EXERCISE TASK: State the number of lines, and only that number, in which the word "white" appears.

BEGIN PROVIDED INFORMATION

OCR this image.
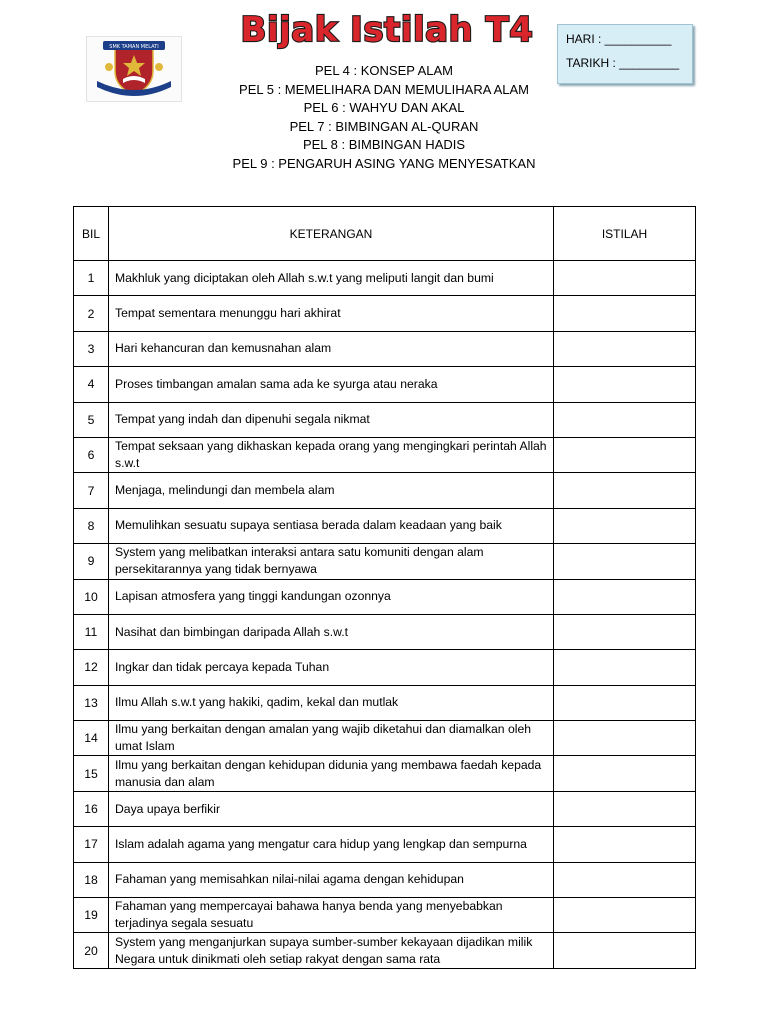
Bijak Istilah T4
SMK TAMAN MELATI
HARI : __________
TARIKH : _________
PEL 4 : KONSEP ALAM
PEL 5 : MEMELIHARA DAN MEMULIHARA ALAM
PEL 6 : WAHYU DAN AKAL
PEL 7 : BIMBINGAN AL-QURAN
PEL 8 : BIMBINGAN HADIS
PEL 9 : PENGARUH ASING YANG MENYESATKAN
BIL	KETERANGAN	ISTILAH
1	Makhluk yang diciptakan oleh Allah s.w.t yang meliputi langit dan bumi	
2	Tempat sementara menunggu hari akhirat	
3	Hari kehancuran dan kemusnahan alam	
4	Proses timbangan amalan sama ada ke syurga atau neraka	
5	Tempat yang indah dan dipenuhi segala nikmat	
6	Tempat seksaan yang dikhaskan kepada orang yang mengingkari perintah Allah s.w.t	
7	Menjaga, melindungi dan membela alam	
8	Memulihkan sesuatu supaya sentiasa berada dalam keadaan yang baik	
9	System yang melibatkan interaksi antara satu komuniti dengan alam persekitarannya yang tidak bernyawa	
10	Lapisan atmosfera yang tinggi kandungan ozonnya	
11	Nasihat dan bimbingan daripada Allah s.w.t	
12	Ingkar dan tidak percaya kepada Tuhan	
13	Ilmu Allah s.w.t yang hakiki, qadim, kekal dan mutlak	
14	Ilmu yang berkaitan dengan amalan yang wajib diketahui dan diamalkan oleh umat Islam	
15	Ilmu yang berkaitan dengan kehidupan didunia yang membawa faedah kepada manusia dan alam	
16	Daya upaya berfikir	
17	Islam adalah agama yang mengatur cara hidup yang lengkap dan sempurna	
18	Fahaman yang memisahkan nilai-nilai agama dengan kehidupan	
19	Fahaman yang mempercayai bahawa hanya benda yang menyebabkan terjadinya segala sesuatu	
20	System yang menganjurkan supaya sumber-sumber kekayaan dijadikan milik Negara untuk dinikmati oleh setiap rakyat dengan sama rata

END PROVIDED INFORMATION
BEGIN PROVIDED INFORMATION

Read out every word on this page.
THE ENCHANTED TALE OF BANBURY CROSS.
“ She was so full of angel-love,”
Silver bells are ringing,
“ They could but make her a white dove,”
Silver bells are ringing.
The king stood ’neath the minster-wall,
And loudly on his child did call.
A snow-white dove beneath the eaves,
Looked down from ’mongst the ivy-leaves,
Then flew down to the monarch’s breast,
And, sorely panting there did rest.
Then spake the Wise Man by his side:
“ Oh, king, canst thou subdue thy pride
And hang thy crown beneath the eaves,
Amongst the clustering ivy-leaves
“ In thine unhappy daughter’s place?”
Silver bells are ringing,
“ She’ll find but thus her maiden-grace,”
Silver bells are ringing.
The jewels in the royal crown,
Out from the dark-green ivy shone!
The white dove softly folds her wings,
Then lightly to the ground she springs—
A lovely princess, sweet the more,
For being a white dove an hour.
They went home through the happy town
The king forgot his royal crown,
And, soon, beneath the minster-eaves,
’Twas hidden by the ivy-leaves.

END PROVIDED INFORMATION

REPLY TO THE EXERCISE: 4